"""
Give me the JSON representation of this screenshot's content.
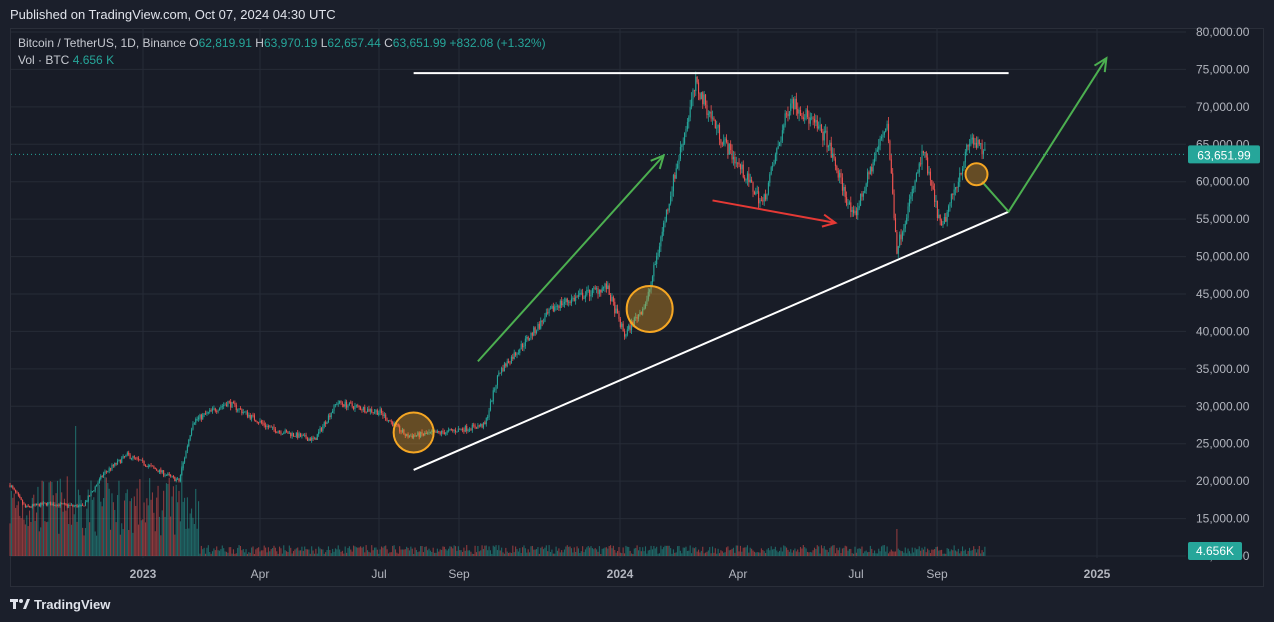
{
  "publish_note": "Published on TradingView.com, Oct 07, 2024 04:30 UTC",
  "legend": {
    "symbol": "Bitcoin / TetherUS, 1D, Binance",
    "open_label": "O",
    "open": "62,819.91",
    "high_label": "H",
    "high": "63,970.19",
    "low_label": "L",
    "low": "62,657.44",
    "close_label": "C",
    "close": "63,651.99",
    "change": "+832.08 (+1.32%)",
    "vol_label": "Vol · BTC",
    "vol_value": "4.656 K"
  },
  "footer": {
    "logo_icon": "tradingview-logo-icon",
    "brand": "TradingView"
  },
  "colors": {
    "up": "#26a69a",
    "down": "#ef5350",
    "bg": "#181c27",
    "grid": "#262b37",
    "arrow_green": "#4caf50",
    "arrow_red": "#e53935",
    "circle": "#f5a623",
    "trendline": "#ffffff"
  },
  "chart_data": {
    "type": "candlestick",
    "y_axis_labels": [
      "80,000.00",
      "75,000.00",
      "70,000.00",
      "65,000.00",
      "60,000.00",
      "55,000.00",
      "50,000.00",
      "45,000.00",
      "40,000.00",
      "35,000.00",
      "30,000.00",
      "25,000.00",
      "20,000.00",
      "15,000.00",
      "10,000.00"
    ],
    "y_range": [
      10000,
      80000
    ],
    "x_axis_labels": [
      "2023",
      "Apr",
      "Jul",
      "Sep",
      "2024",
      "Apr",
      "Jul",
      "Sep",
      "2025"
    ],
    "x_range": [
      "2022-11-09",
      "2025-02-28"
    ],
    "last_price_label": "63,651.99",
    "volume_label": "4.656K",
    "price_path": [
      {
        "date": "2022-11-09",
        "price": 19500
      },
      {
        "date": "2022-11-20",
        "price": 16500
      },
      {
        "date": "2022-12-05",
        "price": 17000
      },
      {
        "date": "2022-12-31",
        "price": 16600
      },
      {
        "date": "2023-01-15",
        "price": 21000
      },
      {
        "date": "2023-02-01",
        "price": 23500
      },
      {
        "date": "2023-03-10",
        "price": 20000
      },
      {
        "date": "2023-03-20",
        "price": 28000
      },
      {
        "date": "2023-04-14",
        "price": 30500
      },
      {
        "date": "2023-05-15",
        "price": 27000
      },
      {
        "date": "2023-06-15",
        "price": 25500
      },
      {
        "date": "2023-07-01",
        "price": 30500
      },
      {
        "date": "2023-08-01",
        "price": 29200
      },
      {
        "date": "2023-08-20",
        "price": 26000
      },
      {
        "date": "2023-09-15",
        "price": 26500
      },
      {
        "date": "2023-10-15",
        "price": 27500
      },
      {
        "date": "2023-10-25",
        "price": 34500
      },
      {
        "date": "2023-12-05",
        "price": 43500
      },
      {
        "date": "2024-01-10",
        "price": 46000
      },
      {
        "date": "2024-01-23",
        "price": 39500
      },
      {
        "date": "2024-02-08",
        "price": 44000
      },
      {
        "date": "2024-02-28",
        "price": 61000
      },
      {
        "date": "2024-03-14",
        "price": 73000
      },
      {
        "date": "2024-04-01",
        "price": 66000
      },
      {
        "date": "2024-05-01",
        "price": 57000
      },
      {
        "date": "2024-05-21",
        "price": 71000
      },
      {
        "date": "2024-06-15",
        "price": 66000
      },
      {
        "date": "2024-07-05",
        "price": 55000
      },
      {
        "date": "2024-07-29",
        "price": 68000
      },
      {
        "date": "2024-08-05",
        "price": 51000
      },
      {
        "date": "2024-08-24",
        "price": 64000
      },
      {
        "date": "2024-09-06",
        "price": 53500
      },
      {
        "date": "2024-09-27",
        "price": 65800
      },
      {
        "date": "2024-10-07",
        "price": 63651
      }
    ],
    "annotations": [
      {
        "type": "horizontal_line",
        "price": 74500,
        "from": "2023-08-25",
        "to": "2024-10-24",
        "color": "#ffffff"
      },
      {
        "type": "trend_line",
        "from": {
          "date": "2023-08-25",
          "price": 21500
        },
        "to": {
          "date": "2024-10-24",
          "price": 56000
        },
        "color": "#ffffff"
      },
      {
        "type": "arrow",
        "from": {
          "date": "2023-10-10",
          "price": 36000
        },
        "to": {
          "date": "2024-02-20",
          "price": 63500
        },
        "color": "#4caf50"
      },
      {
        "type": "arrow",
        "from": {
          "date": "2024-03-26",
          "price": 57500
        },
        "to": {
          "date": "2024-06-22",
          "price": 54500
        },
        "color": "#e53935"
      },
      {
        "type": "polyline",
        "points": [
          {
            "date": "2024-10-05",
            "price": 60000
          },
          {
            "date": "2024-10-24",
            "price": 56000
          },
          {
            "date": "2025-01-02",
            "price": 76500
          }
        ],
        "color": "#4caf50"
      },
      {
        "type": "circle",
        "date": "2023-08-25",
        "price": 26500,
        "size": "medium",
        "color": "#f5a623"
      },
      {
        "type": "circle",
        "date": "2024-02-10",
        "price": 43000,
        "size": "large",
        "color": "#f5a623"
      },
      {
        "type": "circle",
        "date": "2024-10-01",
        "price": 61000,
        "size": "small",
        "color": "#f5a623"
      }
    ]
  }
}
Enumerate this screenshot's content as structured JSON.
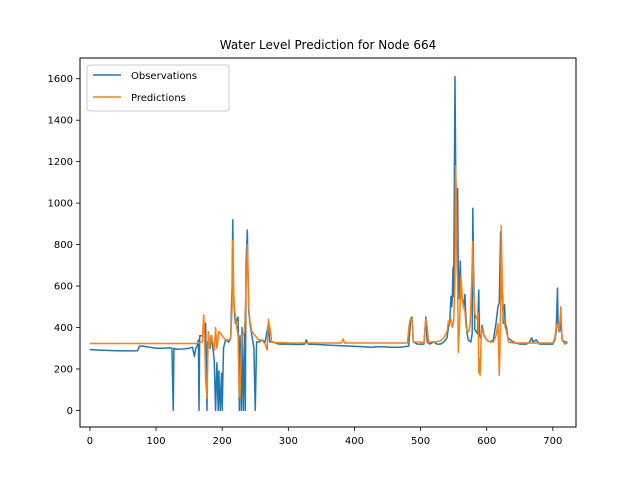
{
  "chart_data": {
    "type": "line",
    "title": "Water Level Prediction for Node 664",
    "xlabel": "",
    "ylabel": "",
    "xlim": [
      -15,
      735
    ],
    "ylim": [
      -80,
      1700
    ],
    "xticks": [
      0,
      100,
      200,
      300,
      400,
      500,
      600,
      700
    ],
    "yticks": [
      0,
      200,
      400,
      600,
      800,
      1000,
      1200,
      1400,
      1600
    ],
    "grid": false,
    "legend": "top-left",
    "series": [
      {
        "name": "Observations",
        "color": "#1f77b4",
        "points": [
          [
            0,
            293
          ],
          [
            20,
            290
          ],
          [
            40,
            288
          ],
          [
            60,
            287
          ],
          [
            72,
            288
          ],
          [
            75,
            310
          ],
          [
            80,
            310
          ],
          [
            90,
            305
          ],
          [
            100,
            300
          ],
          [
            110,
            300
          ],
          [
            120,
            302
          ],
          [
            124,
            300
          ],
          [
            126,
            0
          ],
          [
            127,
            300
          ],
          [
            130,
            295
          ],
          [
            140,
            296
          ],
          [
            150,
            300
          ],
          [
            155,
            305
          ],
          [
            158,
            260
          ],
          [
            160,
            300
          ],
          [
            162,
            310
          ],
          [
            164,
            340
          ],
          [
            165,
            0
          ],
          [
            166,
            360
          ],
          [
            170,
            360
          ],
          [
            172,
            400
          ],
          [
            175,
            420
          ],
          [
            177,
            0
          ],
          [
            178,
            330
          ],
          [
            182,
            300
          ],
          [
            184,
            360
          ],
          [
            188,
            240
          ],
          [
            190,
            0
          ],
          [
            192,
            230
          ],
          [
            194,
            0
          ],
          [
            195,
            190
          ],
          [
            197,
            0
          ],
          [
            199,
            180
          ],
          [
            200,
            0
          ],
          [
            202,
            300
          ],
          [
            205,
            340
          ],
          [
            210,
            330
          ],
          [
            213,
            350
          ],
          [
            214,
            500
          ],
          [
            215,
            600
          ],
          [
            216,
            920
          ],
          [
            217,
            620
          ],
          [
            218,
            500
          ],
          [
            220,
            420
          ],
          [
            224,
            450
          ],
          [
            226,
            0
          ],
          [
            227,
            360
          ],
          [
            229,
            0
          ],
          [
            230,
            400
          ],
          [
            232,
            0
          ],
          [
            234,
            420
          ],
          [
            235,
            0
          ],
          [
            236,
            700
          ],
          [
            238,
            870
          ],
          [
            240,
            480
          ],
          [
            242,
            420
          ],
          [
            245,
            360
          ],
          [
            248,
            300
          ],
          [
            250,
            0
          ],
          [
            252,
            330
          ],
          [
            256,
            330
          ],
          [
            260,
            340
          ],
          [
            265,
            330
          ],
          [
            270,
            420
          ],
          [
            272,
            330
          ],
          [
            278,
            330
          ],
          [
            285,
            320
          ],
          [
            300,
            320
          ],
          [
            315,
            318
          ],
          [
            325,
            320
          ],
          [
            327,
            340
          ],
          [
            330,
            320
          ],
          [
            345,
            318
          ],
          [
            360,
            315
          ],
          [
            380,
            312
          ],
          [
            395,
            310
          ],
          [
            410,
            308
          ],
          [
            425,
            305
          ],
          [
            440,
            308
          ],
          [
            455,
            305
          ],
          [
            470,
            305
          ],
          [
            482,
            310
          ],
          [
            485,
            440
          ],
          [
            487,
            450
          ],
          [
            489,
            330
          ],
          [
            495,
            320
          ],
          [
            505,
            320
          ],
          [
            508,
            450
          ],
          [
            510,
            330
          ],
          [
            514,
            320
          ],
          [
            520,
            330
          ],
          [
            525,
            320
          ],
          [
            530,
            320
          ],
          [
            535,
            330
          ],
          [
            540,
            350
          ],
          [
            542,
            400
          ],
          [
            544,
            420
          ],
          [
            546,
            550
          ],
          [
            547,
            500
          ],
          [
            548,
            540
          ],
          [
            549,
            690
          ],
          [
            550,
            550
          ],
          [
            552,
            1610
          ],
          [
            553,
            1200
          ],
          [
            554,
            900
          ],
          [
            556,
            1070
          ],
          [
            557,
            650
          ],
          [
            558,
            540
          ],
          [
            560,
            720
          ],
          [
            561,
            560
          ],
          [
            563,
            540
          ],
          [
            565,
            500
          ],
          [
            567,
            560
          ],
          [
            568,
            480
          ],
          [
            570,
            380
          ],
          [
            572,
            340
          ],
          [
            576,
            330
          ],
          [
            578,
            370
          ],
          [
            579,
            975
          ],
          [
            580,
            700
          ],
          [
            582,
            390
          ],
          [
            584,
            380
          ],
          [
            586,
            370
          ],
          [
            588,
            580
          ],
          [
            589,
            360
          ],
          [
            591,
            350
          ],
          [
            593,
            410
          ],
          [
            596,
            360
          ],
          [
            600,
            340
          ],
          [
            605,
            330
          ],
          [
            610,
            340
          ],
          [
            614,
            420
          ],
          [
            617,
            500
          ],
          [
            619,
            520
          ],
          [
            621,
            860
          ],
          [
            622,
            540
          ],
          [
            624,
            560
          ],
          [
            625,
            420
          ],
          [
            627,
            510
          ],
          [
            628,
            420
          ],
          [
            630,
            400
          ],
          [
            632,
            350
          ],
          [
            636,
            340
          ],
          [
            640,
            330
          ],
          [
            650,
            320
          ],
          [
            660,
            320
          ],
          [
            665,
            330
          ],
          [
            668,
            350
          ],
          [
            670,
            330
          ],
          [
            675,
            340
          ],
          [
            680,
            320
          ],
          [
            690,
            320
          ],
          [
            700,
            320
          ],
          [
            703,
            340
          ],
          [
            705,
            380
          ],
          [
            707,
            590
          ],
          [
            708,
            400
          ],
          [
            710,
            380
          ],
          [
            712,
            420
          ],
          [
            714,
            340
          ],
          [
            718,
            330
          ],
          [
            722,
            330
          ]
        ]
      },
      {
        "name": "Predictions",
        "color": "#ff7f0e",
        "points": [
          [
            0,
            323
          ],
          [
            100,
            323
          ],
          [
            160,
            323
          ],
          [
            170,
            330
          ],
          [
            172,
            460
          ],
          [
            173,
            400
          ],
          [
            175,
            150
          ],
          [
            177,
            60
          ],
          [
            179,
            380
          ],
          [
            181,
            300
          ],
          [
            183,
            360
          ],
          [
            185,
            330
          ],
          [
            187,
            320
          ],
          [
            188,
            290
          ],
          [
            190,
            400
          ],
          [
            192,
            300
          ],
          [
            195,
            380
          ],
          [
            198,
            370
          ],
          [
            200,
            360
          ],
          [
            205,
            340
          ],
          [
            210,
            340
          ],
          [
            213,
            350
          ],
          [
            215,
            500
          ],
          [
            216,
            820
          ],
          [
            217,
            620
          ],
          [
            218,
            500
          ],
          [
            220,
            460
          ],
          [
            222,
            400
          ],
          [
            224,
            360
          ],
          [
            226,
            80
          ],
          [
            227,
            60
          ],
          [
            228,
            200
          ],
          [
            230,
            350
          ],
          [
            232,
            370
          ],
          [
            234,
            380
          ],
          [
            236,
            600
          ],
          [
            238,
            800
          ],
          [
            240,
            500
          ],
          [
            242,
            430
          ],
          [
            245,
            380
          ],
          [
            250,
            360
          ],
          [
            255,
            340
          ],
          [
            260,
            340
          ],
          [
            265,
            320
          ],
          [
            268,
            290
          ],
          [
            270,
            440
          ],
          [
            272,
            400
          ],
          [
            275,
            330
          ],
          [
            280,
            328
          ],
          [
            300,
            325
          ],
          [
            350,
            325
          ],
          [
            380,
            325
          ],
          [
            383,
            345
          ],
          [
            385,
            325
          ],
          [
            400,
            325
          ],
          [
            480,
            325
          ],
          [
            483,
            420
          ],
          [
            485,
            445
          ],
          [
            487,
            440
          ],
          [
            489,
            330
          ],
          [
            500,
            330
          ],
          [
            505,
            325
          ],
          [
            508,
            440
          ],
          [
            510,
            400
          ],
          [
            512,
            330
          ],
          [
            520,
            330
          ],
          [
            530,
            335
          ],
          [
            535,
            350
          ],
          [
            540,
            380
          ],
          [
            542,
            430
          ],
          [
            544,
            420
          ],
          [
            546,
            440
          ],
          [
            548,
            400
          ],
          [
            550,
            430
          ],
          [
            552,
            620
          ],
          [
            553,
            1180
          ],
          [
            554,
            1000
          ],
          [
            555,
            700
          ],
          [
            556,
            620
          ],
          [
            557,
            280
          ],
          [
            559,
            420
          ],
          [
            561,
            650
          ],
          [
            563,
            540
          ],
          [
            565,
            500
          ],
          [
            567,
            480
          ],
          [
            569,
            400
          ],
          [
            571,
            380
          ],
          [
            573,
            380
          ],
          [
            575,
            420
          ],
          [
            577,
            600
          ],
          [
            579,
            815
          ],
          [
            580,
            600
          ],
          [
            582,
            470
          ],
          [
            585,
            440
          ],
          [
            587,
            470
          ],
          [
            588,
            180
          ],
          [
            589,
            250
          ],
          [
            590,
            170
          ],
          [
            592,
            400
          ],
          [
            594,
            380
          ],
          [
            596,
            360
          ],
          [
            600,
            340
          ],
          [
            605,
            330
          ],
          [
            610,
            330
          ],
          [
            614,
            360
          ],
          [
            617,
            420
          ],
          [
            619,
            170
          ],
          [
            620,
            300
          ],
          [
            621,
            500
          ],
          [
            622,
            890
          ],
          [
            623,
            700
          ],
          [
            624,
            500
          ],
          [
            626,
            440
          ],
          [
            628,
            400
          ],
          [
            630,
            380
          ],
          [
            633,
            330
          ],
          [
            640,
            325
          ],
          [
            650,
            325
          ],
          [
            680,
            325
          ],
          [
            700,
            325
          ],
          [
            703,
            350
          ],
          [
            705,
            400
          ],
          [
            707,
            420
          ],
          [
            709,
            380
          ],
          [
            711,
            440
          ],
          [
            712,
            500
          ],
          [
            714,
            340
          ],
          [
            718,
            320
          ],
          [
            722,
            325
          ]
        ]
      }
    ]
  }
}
"""
What you are asked to do: Look through the data above. Copy every line with the string "JSON" in it.

Written response:
Give me the JSON representation of this screenshot's content.
Enumerate this screenshot's content as structured JSON.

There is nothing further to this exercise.